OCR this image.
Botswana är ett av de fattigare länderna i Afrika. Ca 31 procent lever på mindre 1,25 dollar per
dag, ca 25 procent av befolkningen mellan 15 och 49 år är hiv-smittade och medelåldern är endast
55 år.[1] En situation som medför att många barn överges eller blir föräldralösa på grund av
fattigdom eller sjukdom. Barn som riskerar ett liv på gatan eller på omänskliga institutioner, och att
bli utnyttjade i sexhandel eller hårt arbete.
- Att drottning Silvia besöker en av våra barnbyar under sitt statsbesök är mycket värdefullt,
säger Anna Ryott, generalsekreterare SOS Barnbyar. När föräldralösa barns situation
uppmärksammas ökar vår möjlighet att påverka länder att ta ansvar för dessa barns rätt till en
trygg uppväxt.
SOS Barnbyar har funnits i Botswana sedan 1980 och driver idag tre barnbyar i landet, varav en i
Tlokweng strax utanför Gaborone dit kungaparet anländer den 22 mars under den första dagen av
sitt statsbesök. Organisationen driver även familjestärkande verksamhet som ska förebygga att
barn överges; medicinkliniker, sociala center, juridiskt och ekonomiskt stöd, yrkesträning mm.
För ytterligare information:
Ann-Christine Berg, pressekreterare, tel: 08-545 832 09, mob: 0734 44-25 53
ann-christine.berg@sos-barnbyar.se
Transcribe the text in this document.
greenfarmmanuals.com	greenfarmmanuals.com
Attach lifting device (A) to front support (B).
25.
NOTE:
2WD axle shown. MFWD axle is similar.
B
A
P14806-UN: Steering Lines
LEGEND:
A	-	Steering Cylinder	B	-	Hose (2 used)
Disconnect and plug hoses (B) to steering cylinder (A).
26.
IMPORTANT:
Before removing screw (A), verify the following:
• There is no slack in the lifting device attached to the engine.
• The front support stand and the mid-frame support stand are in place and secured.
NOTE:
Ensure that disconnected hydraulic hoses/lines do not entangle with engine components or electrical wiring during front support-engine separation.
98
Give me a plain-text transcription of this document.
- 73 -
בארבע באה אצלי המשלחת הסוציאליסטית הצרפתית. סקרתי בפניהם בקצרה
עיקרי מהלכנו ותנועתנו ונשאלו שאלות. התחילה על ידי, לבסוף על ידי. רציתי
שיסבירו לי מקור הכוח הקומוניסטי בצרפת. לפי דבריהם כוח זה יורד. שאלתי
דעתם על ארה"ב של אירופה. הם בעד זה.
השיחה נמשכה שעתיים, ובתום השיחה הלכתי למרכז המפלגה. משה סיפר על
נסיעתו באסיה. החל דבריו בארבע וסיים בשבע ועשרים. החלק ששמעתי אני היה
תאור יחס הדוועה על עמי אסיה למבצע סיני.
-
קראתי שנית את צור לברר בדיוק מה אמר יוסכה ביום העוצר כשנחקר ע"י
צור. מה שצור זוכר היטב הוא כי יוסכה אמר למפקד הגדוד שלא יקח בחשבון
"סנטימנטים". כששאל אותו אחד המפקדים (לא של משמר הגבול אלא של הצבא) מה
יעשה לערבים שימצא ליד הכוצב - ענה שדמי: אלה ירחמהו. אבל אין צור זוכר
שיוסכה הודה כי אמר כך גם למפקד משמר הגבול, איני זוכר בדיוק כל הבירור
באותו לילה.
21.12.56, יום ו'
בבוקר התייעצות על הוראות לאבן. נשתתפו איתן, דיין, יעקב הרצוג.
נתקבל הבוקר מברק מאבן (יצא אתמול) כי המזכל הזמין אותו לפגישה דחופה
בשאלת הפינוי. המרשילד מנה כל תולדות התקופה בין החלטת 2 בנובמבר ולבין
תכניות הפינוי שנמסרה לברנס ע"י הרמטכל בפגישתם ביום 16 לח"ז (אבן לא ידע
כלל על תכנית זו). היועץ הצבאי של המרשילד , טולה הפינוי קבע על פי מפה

**********

### YOUR INSTRUCTIONS
Nothing in the data may differ; print all of it exactly as written.

### RESPONSE
OCR this image.
Botswana är ett av de fattigare länderna i Afrika. Ca 31 procent lever på mindre 1,25 dollar per
dag, ca 25 procent av befolkningen mellan 15 och 49 år är hiv-smittade och medelåldern är endast
55 år.[1] En situation som medför att många barn överges eller blir föräldralösa på grund av
fattigdom eller sjukdom. Barn som riskerar ett liv på gatan eller på omänskliga institutioner, och att
bli utnyttjade i sexhandel eller hårt arbete.
- Att drottning Silvia besöker en av våra barnbyar under sitt statsbesök är mycket värdefullt,
säger Anna Ryott, generalsekreterare SOS Barnbyar. När föräldralösa barns situation
uppmärksammas ökar vår möjlighet att påverka länder att ta ansvar för dessa barns rätt till en
trygg uppväxt.
SOS Barnbyar har funnits i Botswana sedan 1980 och driver idag tre barnbyar i landet, varav en i
Tlokweng strax utanför Gaborone dit kungaparet anländer den 22 mars under den första dagen av
sitt statsbesök. Organisationen driver även familjestärkande verksamhet som ska förebygga att
barn överges; medicinkliniker, sociala center, juridiskt och ekonomiskt stöd, yrkesträning mm.
För ytterligare information:
Ann-Christine Berg, pressekreterare, tel: 08-545 832 09, mob: 0734 44-25 53
ann-christine.berg@sos-barnbyar.se
Transcribe the text in this document.
greenfarmmanuals.com	greenfarmmanuals.com
Attach lifting device (A) to front support (B).
25.
NOTE:
2WD axle shown. MFWD axle is similar.
B
A
P14806-UN: Steering Lines
LEGEND:
A	-	Steering Cylinder	B	-	Hose (2 used)
Disconnect and plug hoses (B) to steering cylinder (A).
26.
IMPORTANT:
Before removing screw (A), verify the following:
• There is no slack in the lifting device attached to the engine.
• The front support stand and the mid-frame support stand are in place and secured.
NOTE:
Ensure that disconnected hydraulic hoses/lines do not entangle with engine components or electrical wiring during front support-engine separation.
98
Give me a plain-text transcription of this document.
- 73 -
בארבע באה אצלי המשלחת הסוציאליסטית הצרפתית. סקרתי בפניהם בקצרה
עיקרי מהלכנו ותנועתנו ונשאלו שאלות. התחילה על ידי, לבסוף על ידי. רציתי
שיסבירו לי מקור הכוח הקומוניסטי בצרפת. לפי דבריהם כוח זה יורד. שאלתי
דעתם על ארה"ב של אירופה. הם בעד זה.
השיחה נמשכה שעתיים, ובתום השיחה הלכתי למרכז המפלגה. משה סיפר על
נסיעתו באסיה. החל דבריו בארבע וסיים בשבע ועשרים. החלק ששמעתי אני היה
תאור יחס הדוועה על עמי אסיה למבצע סיני.
-
קראתי שנית את צור לברר בדיוק מה אמר יוסכה ביום העוצר כשנחקר ע"י
צור. מה שצור זוכר היטב הוא כי יוסכה אמר למפקד הגדוד שלא יקח בחשבון
"סנטימנטים". כששאל אותו אחד המפקדים (לא של משמר הגבול אלא של הצבא) מה
יעשה לערבים שימצא ליד הכוצב - ענה שדמי: אלה ירחמהו. אבל אין צור זוכר
שיוסכה הודה כי אמר כך גם למפקד משמר הגבול, איני זוכר בדיוק כל הבירור
באותו לילה.
21.12.56, יום ו'
בבוקר התייעצות על הוראות לאבן. נשתתפו איתן, דיין, יעקב הרצוג.
נתקבל הבוקר מברק מאבן (יצא אתמול) כי המזכל הזמין אותו לפגישה דחופה
בשאלת הפינוי. המרשילד מנה כל תולדות התקופה בין החלטת 2 בנובמבר ולבין
תכניות הפינוי שנמסרה לברנס ע"י הרמטכל בפגישתם ביום 16 לח"ז (אבן לא ידע
כלל על תכנית זו). היועץ הצבאי של המרשילד , טולה הפינוי קבע על פי מפה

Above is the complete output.